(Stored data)

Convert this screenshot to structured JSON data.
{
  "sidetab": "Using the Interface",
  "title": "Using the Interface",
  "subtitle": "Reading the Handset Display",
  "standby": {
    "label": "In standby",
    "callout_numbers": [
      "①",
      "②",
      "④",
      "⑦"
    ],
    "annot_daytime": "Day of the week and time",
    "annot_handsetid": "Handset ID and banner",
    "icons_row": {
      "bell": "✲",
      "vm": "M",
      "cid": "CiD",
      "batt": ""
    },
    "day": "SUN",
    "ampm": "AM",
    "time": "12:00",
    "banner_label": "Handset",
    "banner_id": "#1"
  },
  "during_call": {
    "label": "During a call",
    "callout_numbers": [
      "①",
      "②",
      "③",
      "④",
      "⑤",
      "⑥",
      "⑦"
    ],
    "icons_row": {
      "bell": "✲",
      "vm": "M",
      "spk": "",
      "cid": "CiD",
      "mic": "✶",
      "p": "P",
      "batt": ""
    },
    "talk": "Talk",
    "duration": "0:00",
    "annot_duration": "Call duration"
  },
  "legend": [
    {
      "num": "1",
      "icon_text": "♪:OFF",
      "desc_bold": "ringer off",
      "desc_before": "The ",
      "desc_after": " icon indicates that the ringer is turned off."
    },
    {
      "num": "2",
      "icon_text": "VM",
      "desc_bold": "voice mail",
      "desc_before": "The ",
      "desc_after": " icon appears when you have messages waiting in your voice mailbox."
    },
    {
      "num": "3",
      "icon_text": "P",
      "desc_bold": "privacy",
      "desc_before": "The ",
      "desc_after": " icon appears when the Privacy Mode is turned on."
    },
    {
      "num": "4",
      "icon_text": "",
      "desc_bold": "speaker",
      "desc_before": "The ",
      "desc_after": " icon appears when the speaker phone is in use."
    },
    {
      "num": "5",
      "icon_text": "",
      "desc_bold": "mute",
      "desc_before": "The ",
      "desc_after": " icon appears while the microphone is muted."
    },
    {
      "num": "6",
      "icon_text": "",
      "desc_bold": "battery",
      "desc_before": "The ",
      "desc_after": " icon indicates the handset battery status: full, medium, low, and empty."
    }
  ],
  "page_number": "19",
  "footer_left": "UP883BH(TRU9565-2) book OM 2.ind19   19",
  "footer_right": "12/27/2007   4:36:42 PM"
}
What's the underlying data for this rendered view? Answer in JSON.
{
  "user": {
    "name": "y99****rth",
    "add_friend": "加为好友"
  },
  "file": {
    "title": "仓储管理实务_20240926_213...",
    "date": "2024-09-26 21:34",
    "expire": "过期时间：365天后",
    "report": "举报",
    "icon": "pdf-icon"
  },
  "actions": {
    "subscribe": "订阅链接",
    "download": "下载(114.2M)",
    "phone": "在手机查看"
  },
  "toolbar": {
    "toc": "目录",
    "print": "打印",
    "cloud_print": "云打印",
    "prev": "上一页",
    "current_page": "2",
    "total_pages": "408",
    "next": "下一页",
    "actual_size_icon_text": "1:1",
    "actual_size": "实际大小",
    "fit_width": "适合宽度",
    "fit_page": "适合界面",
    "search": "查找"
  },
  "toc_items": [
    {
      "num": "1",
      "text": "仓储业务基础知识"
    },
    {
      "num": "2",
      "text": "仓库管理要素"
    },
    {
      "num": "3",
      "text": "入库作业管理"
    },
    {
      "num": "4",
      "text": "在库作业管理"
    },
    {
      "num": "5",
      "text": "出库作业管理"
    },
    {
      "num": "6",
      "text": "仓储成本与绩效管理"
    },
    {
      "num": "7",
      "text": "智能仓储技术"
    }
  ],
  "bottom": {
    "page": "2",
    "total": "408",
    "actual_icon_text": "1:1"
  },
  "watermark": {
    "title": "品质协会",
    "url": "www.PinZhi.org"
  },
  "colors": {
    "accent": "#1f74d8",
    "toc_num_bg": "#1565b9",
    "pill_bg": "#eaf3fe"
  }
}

PROBLEM STATEMENT: From the listing above, return each line with the word "voice".

TASK ANSWER:
      "desc_bold": "voice mail",
      "desc_after": " icon appears when you have messages waiting in your voice mailbox."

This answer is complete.